■ The exercise ■
Report every line in the listing below where the string "ylabel" shows up.

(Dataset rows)
++++

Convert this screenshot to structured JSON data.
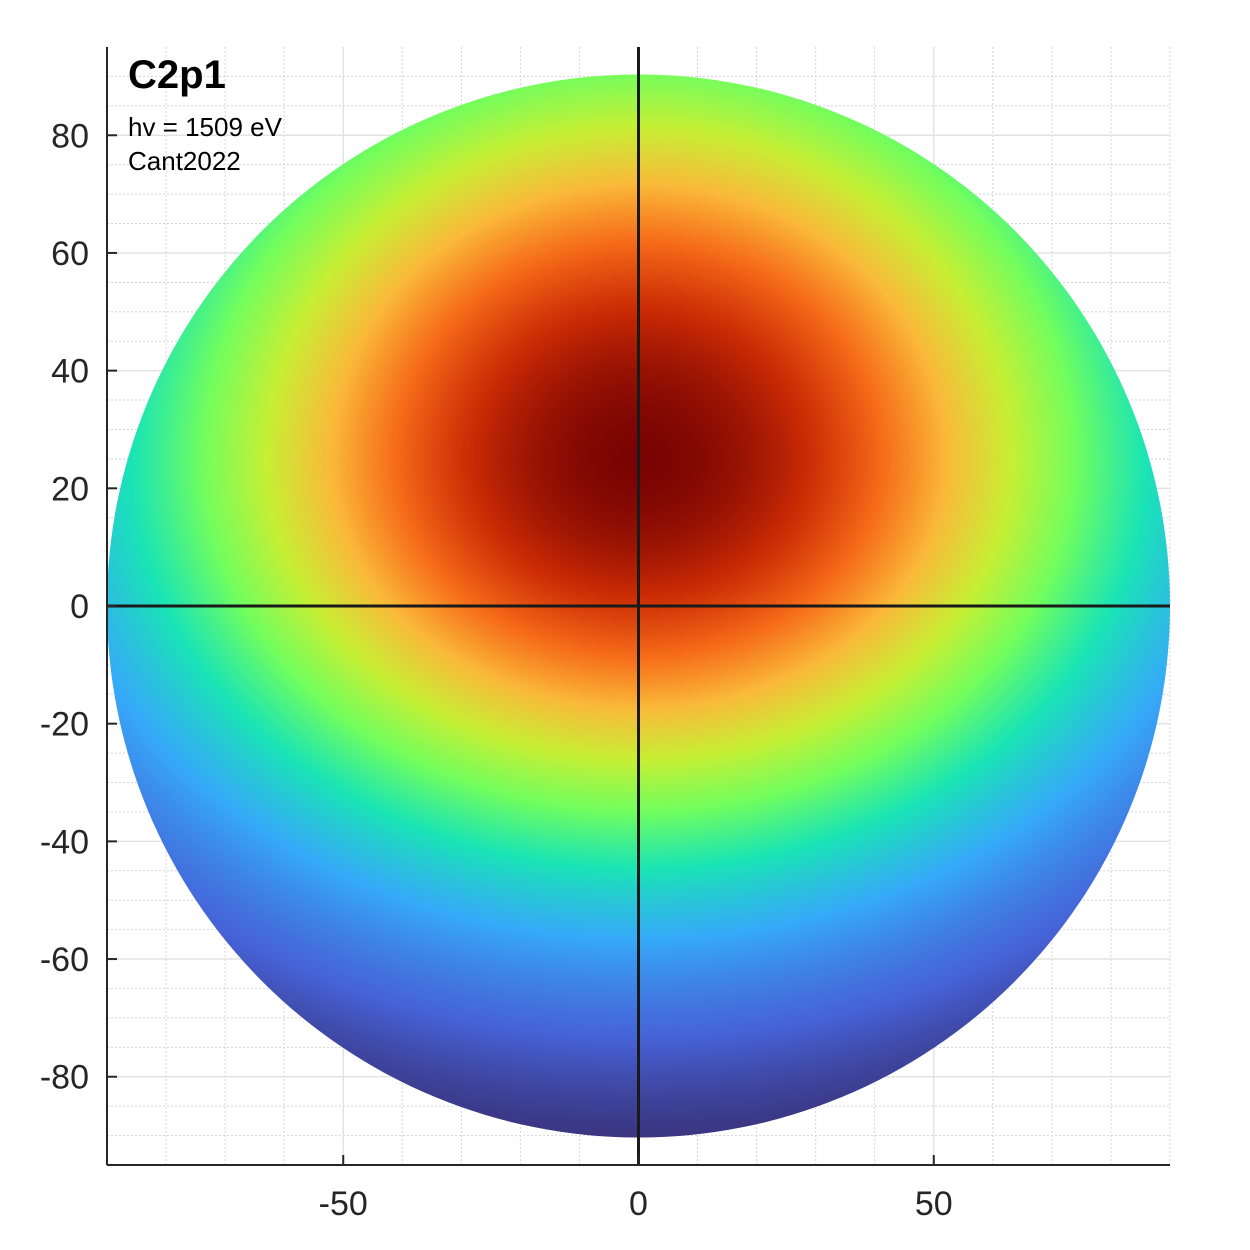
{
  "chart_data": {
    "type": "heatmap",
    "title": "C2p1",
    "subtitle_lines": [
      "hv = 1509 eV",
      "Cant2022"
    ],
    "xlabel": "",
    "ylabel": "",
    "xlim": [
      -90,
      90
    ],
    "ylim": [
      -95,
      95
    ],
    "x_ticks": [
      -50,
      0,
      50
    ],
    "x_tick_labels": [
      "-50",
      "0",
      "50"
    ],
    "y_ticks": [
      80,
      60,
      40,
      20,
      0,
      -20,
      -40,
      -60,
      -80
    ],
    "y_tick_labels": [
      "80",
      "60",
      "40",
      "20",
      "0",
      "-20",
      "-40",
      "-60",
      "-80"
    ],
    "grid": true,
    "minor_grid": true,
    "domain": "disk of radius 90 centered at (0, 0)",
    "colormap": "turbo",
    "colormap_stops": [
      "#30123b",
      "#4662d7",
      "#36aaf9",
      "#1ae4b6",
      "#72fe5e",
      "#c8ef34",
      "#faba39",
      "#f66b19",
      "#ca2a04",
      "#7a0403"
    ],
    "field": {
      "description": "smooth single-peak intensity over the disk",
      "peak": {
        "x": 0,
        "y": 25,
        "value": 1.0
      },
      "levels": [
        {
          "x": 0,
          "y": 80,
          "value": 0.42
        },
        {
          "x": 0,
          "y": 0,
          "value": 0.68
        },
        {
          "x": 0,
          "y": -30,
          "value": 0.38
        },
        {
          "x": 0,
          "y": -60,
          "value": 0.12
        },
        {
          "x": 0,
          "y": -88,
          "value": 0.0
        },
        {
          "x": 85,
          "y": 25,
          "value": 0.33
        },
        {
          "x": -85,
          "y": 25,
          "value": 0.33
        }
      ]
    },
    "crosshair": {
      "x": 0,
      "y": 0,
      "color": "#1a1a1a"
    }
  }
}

++++

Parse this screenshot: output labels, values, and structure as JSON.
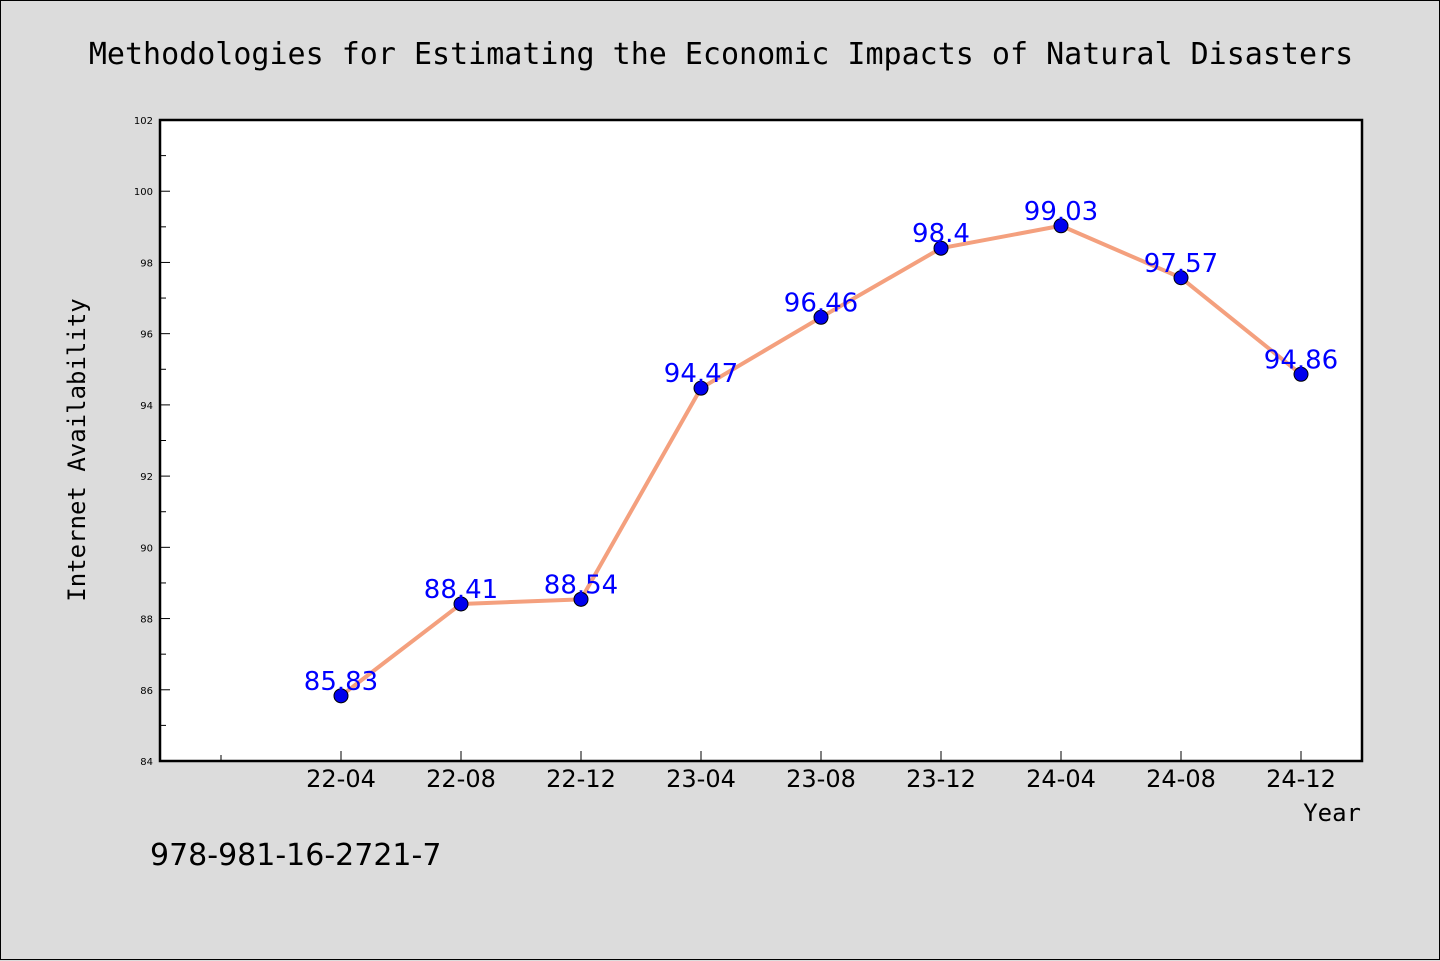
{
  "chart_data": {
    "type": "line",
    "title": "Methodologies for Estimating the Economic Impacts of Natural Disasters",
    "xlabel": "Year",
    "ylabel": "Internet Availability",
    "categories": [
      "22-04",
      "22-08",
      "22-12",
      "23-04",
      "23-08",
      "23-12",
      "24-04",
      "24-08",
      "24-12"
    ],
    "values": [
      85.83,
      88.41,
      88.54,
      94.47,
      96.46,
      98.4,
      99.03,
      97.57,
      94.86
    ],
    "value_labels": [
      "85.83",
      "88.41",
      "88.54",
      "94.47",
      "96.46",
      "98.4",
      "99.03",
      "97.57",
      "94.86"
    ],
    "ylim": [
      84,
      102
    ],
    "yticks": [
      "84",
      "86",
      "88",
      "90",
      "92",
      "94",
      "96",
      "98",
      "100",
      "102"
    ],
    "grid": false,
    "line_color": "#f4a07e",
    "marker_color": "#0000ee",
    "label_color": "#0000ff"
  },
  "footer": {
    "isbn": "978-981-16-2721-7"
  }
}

++++

■ Answer ■
    "ylabel": "",
    "ylabel": "Internet Availability",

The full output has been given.